Task to complete » Output every entry exactly as written, but omit the pictures.

Supplied material »
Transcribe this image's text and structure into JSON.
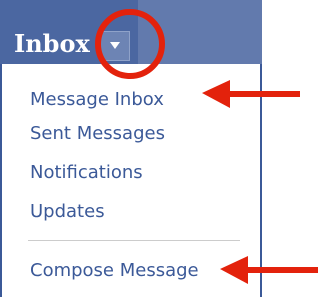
{
  "menu": {
    "title": "Inbox",
    "dropdown_icon": "triangle-down-icon",
    "items": [
      {
        "label": "Message Inbox"
      },
      {
        "label": "Sent Messages"
      },
      {
        "label": "Notifications"
      },
      {
        "label": "Updates"
      },
      {
        "label": "Compose Message"
      }
    ]
  },
  "colors": {
    "header_bg": "#3b5998",
    "tab_bg": "#4b67a1",
    "link": "#3b5998",
    "annotation": "#e3220c"
  }
}
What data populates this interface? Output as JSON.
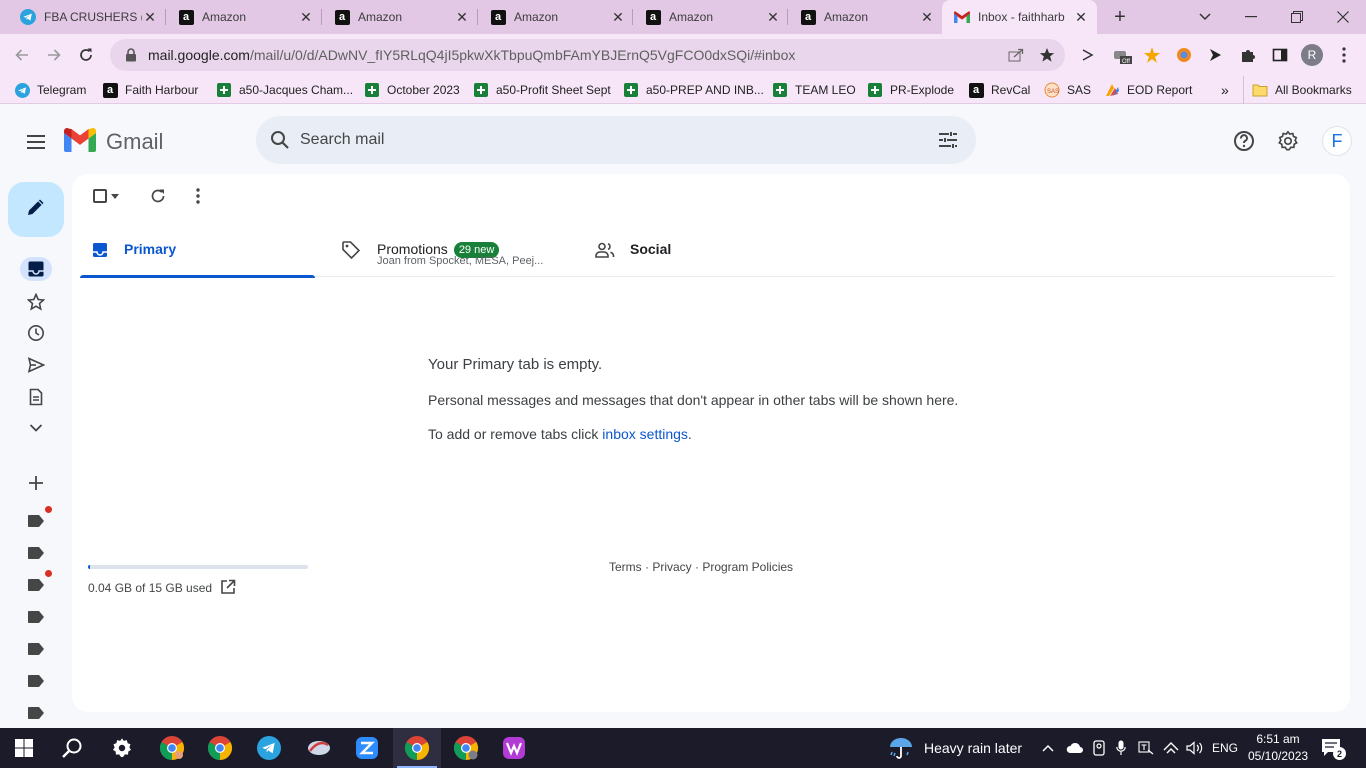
{
  "browser": {
    "tabs": [
      {
        "title": "FBA CRUSHERS (",
        "icon": "telegram-icon"
      },
      {
        "title": "Amazon",
        "icon": "amazon-icon"
      },
      {
        "title": "Amazon",
        "icon": "amazon-icon"
      },
      {
        "title": "Amazon",
        "icon": "amazon-icon"
      },
      {
        "title": "Amazon",
        "icon": "amazon-icon"
      },
      {
        "title": "Amazon",
        "icon": "amazon-icon"
      },
      {
        "title": "Inbox - faithharb",
        "icon": "gmail-icon",
        "active": true
      }
    ],
    "url_host": "mail.google.com",
    "url_path": "/mail/u/0/d/ADwNV_fIY5RLqQ4jI5pkwXkTbpuQmbFAmYBJErnQ5VgFCO0dxSQi/#inbox",
    "profile_initial": "R",
    "bookmarks": [
      {
        "label": "Telegram",
        "icon": "telegram-icon"
      },
      {
        "label": "Faith Harbour",
        "icon": "amazon-icon"
      },
      {
        "label": "a50-Jacques Cham...",
        "icon": "sheets-icon"
      },
      {
        "label": "October 2023",
        "icon": "sheets-icon"
      },
      {
        "label": "a50-Profit Sheet Sept",
        "icon": "sheets-icon"
      },
      {
        "label": "a50-PREP AND INB...",
        "icon": "sheets-icon"
      },
      {
        "label": "TEAM LEO",
        "icon": "sheets-icon"
      },
      {
        "label": "PR-Explode",
        "icon": "sheets-icon"
      },
      {
        "label": "RevCal",
        "icon": "amazon-icon"
      },
      {
        "label": "SAS",
        "icon": "sas-icon"
      },
      {
        "label": "EOD Report",
        "icon": "eod-icon"
      }
    ],
    "more_bookmarks": "»",
    "all_bookmarks": "All Bookmarks",
    "accent_color": "#e3c8e6"
  },
  "gmail": {
    "logo_text": "Gmail",
    "search_placeholder": "Search mail",
    "account_initial": "F",
    "category_tabs": {
      "primary": "Primary",
      "promotions": "Promotions",
      "promotions_badge": "29 new",
      "promotions_snippet": "Joan from Spocket, MESA, Peej...",
      "social": "Social"
    },
    "empty_state": {
      "heading": "Your Primary tab is empty.",
      "body": "Personal messages and messages that don't appear in other tabs will be shown here.",
      "settings_prefix": "To add or remove tabs click ",
      "settings_link": "inbox settings",
      "settings_suffix": "."
    },
    "storage": {
      "used_text": "0.04 GB of 15 GB used",
      "fraction": 0.003
    },
    "footer": "Terms · Privacy · Program Policies"
  },
  "taskbar": {
    "weather": "Heavy rain later",
    "language": "ENG",
    "time": "6:51 am",
    "date": "05/10/2023",
    "notifications": "2"
  }
}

Written solution »
Transcribe this image's text and structure into JSON.
{
  "menu": {
    "title": "Inbox",
    "dropdown_icon": "triangle-down-icon",
    "items": [
      {
        "label": "Message Inbox"
      },
      {
        "label": "Sent Messages"
      },
      {
        "label": "Notifications"
      },
      {
        "label": "Updates"
      },
      {
        "label": "Compose Message"
      }
    ]
  },
  "colors": {
    "header_bg": "#3b5998",
    "tab_bg": "#4b67a1",
    "link": "#3b5998",
    "annotation": "#e3220c"
  }
}
What data populates this interface? Output as JSON.
{
  "browser": {
    "tabs": [
      {
        "title": "FBA CRUSHERS (",
        "icon": "telegram-icon"
      },
      {
        "title": "Amazon",
        "icon": "amazon-icon"
      },
      {
        "title": "Amazon",
        "icon": "amazon-icon"
      },
      {
        "title": "Amazon",
        "icon": "amazon-icon"
      },
      {
        "title": "Amazon",
        "icon": "amazon-icon"
      },
      {
        "title": "Amazon",
        "icon": "amazon-icon"
      },
      {
        "title": "Inbox - faithharb",
        "icon": "gmail-icon",
        "active": true
      }
    ],
    "url_host": "mail.google.com",
    "url_path": "/mail/u/0/d/ADwNV_fIY5RLqQ4jI5pkwXkTbpuQmbFAmYBJErnQ5VgFCO0dxSQi/#inbox",
    "profile_initial": "R",
    "bookmarks": [
      {
        "label": "Telegram",
        "icon": "telegram-icon"
      },
      {
        "label": "Faith Harbour",
        "icon": "amazon-icon"
      },
      {
        "label": "a50-Jacques Cham...",
        "icon": "sheets-icon"
      },
      {
        "label": "October 2023",
        "icon": "sheets-icon"
      },
      {
        "label": "a50-Profit Sheet Sept",
        "icon": "sheets-icon"
      },
      {
        "label": "a50-PREP AND INB...",
        "icon": "sheets-icon"
      },
      {
        "label": "TEAM LEO",
        "icon": "sheets-icon"
      },
      {
        "label": "PR-Explode",
        "icon": "sheets-icon"
      },
      {
        "label": "RevCal",
        "icon": "amazon-icon"
      },
      {
        "label": "SAS",
        "icon": "sas-icon"
      },
      {
        "label": "EOD Report",
        "icon": "eod-icon"
      }
    ],
    "more_bookmarks": "»",
    "all_bookmarks": "All Bookmarks",
    "accent_color": "#e3c8e6"
  },
  "gmail": {
    "logo_text": "Gmail",
    "search_placeholder": "Search mail",
    "account_initial": "F",
    "category_tabs": {
      "primary": "Primary",
      "promotions": "Promotions",
      "promotions_badge": "29 new",
      "promotions_snippet": "Joan from Spocket, MESA, Peej...",
      "social": "Social"
    },
    "empty_state": {
      "heading": "Your Primary tab is empty.",
      "body": "Personal messages and messages that don't appear in other tabs will be shown here.",
      "settings_prefix": "To add or remove tabs click ",
      "settings_link": "inbox settings",
      "settings_suffix": "."
    },
    "storage": {
      "used_text": "0.04 GB of 15 GB used",
      "fraction": 0.003
    },
    "footer": "Terms · Privacy · Program Policies"
  },
  "taskbar": {
    "weather": "Heavy rain later",
    "language": "ENG",
    "time": "6:51 am",
    "date": "05/10/2023",
    "notifications": "2"
  }
}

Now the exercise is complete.